WHAT YOU ARE ASKED TO DO =>
Give these lines again with "recipient-item" switched to "recipient-entry" wherever it occurs, leaving everything else unchanged and omitting the pictures.

DATA EXCERPTS =>
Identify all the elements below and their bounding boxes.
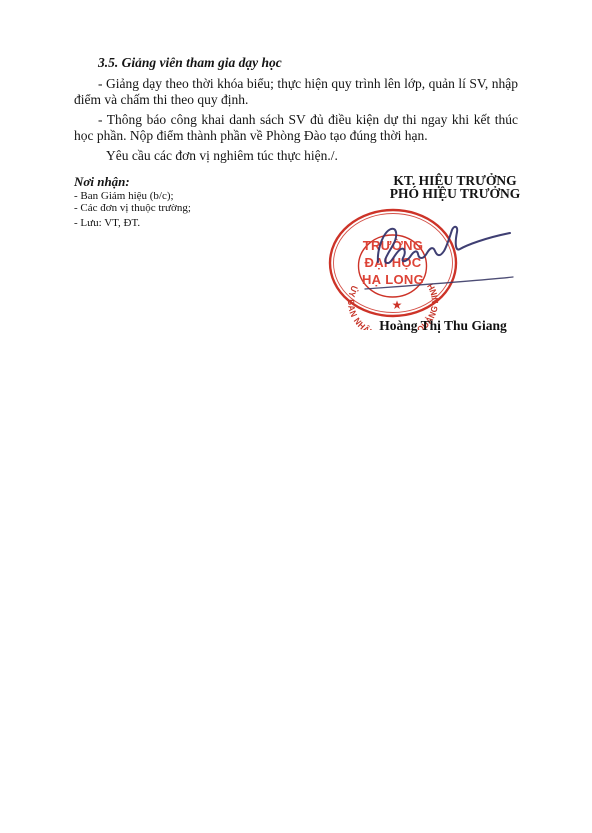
closing-request-line: Yêu cầu các đơn vị nghiêm túc thực hiện.… xyxy=(74,148,518,164)
stamp-star-icon: ★ xyxy=(392,298,403,312)
document-page: 3.5. Giảng viên tham gia dạy học - Giảng… xyxy=(0,0,592,833)
paragraph-exam-announcement: - Thông báo công khai danh sách SV đủ đi… xyxy=(74,112,518,144)
recipients-block: Nơi nhận: - Ban Giám hiệu (b/c); - Các đ… xyxy=(74,175,274,230)
signoff-title-block: KT. HIỆU TRƯỞNG PHÓ HIỆU TRƯỞNG xyxy=(345,174,565,200)
signoff-title-line2: PHÓ HIỆU TRƯỞNG xyxy=(345,187,565,200)
recipient-item: - Lưu: VT, ĐT. xyxy=(74,218,274,230)
document-body: 3.5. Giảng viên tham gia dạy học - Giảng… xyxy=(0,0,592,164)
stamp-signature-svg: ỦY BAN NHÂN DÂN TỈNH QUẢNG NINH TRƯỜNG Đ… xyxy=(325,200,585,330)
official-stamp-and-signature: ỦY BAN NHÂN DÂN TỈNH QUẢNG NINH TRƯỜNG Đ… xyxy=(325,200,585,330)
signer-name: Hoàng Thị Thu Giang xyxy=(333,318,553,334)
recipients-label: Nơi nhận: xyxy=(74,175,274,189)
section-heading: 3.5. Giảng viên tham gia dạy học xyxy=(74,55,518,71)
recipient-item: - Ban Giám hiệu (b/c); xyxy=(74,191,274,203)
paragraph-teaching-duties: - Giảng dạy theo thời khóa biểu; thực hi… xyxy=(74,76,518,108)
recipient-item: - Các đơn vị thuộc trường; xyxy=(74,203,274,215)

RESULT OF THE TASK =>
Identify all the elements below and their bounding boxes.
closing-request-line: Yêu cầu các đơn vị nghiêm túc thực hiện.… xyxy=(74,148,518,164)
stamp-star-icon: ★ xyxy=(392,298,403,312)
document-page: 3.5. Giảng viên tham gia dạy học - Giảng… xyxy=(0,0,592,833)
paragraph-exam-announcement: - Thông báo công khai danh sách SV đủ đi… xyxy=(74,112,518,144)
recipients-block: Nơi nhận: - Ban Giám hiệu (b/c); - Các đ… xyxy=(74,175,274,230)
signoff-title-block: KT. HIỆU TRƯỞNG PHÓ HIỆU TRƯỞNG xyxy=(345,174,565,200)
signoff-title-line2: PHÓ HIỆU TRƯỞNG xyxy=(345,187,565,200)
recipient-entry: - Lưu: VT, ĐT. xyxy=(74,218,274,230)
document-body: 3.5. Giảng viên tham gia dạy học - Giảng… xyxy=(0,0,592,164)
stamp-signature-svg: ỦY BAN NHÂN DÂN TỈNH QUẢNG NINH TRƯỜNG Đ… xyxy=(325,200,585,330)
official-stamp-and-signature: ỦY BAN NHÂN DÂN TỈNH QUẢNG NINH TRƯỜNG Đ… xyxy=(325,200,585,330)
signer-name: Hoàng Thị Thu Giang xyxy=(333,318,553,334)
recipients-label: Nơi nhận: xyxy=(74,175,274,189)
section-heading: 3.5. Giảng viên tham gia dạy học xyxy=(74,55,518,71)
recipient-entry: - Ban Giám hiệu (b/c); xyxy=(74,191,274,203)
paragraph-teaching-duties: - Giảng dạy theo thời khóa biểu; thực hi… xyxy=(74,76,518,108)
recipient-entry: - Các đơn vị thuộc trường; xyxy=(74,203,274,215)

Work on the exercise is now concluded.